begin
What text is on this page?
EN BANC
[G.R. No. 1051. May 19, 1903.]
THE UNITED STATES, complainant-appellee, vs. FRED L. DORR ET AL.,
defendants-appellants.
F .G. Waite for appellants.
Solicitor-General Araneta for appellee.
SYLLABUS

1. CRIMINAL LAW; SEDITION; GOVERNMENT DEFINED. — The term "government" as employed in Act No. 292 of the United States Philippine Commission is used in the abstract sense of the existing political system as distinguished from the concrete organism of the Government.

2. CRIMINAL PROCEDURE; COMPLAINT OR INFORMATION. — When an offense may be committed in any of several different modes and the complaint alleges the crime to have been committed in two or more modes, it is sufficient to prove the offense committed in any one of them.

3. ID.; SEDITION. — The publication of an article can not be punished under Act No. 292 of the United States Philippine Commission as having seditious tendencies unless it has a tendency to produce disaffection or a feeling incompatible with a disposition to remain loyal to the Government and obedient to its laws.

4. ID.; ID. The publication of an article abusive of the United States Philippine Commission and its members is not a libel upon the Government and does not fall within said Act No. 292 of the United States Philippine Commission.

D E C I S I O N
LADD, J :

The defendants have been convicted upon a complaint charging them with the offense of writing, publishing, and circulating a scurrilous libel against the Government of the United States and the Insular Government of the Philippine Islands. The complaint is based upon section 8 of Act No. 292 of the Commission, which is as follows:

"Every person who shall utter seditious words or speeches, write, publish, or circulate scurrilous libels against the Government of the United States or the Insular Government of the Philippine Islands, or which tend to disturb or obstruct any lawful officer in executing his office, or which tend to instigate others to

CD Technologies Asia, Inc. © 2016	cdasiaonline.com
end
Task requirements: Lines that hold "have" are the ones to copy; find all of them.

Exercise response:
2. CRIMINAL PROCEDURE; COMPLAINT OR INFORMATION. — When an offense may be committed in any of several different modes and the complaint alleges the crime to have been committed in two or more modes, it is sufficient to prove the offense committed in any one of them.
The defendants have been convicted upon a complaint charging them with the offense of writing, publishing, and circulating a scurrilous libel against the Government of the United States and the Insular Government of the Philippine Islands. The complaint is based upon section 8 of Act No. 292 of the Commission, which is as follows:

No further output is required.